GIVEN INSTRUCTION:
State the number of lines where "échelle" appears. Add nothing else.

####################

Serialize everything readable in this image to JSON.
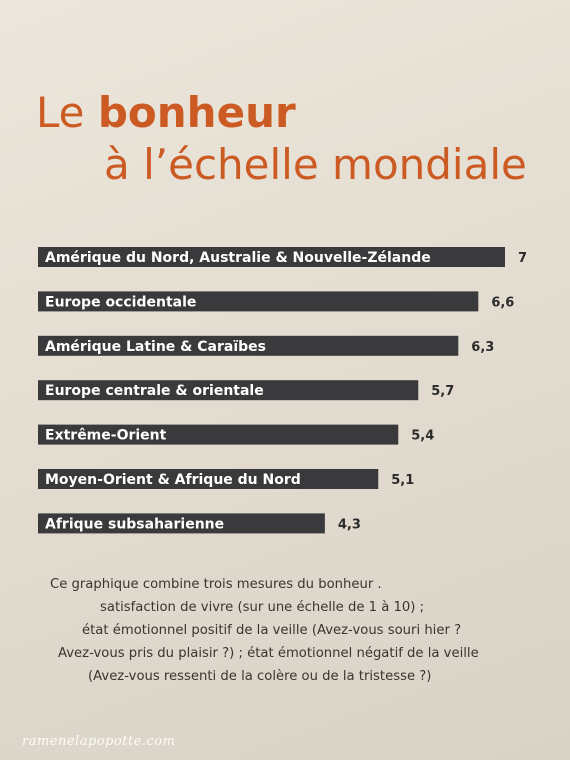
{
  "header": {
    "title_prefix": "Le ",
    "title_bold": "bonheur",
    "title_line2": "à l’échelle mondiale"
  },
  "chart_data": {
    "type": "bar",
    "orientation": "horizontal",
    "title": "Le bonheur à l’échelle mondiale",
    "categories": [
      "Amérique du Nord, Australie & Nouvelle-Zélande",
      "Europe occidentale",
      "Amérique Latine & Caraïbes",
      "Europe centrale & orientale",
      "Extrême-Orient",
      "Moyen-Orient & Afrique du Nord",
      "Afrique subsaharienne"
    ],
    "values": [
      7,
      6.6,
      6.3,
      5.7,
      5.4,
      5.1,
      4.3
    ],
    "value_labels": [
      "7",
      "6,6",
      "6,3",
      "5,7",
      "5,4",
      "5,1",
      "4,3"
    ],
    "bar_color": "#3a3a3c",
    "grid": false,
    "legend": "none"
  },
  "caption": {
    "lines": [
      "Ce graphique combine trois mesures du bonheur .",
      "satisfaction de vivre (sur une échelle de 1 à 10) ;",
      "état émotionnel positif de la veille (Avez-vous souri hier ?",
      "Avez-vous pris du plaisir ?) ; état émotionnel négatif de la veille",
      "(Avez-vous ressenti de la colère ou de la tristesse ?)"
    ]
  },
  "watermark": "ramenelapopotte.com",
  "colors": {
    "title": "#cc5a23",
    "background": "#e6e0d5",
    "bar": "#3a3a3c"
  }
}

####################

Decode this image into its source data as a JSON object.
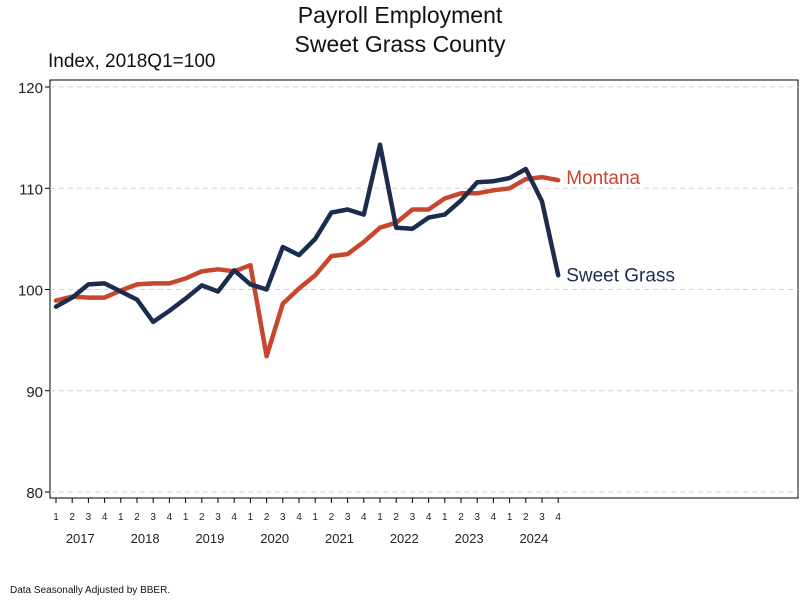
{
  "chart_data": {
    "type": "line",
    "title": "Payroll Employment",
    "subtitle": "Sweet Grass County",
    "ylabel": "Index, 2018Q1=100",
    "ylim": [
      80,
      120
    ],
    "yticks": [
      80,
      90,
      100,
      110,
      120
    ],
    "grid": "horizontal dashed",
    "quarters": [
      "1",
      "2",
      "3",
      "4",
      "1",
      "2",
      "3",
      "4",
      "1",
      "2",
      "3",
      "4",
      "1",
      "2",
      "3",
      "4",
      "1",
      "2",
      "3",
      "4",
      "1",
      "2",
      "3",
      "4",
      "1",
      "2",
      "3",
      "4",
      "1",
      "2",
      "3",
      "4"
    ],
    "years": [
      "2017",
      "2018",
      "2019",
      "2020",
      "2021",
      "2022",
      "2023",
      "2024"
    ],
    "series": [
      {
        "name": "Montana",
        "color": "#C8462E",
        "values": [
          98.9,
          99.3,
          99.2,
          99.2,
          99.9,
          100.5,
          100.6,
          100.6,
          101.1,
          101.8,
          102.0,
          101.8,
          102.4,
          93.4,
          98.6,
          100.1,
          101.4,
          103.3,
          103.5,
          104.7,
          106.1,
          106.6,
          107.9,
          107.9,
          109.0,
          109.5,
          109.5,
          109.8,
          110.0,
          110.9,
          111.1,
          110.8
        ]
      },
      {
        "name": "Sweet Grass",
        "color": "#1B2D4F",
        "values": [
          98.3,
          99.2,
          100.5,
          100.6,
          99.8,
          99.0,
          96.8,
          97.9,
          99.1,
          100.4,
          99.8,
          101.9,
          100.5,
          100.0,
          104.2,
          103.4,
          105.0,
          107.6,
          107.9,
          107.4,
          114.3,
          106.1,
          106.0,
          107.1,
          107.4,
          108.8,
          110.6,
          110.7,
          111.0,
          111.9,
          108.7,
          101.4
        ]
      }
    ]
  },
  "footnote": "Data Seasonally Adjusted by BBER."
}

####################

ANSWER TO THE EXERCISE:
3